**GIVEN INSTRUCTION**
Print all of the lines exactly. Any picture among them stays out.

**DATASET RECORDS**
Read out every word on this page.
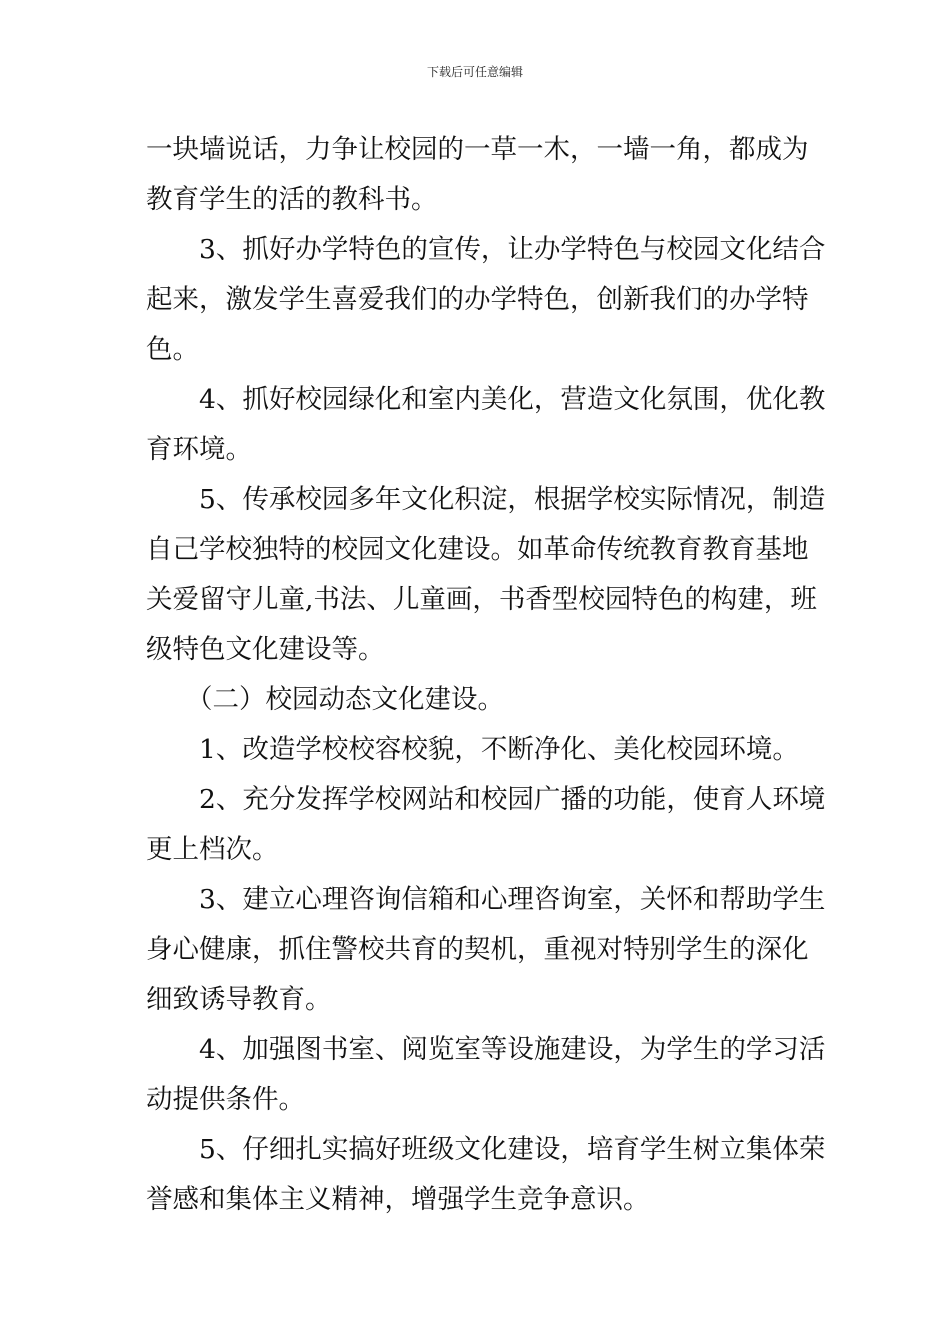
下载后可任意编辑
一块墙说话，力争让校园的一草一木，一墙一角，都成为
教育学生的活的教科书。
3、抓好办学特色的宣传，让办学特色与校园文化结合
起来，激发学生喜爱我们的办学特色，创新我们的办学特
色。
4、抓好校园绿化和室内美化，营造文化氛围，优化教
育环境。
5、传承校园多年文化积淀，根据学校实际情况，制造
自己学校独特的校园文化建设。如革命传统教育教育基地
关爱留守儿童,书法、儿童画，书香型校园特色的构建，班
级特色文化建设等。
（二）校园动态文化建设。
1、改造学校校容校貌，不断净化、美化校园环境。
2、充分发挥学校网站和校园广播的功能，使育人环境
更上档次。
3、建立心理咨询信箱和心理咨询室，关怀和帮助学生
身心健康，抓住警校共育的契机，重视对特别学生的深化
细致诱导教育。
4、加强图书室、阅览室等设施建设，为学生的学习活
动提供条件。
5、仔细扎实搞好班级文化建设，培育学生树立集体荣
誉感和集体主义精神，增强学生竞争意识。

**CORRECT OUTPUT**
Read out every word on this page.
下载后可任意编辑
一块墙说话，力争让校园的一草一木，一墙一角，都成为
教育学生的活的教科书。
3、抓好办学特色的宣传，让办学特色与校园文化结合
起来，激发学生喜爱我们的办学特色，创新我们的办学特
色。
4、抓好校园绿化和室内美化，营造文化氛围，优化教
育环境。
5、传承校园多年文化积淀，根据学校实际情况，制造
自己学校独特的校园文化建设。如革命传统教育教育基地
关爱留守儿童,书法、儿童画，书香型校园特色的构建，班
级特色文化建设等。
（二）校园动态文化建设。
1、改造学校校容校貌，不断净化、美化校园环境。
2、充分发挥学校网站和校园广播的功能，使育人环境
更上档次。
3、建立心理咨询信箱和心理咨询室，关怀和帮助学生
身心健康，抓住警校共育的契机，重视对特别学生的深化
细致诱导教育。
4、加强图书室、阅览室等设施建设，为学生的学习活
动提供条件。
5、仔细扎实搞好班级文化建设，培育学生树立集体荣
誉感和集体主义精神，增强学生竞争意识。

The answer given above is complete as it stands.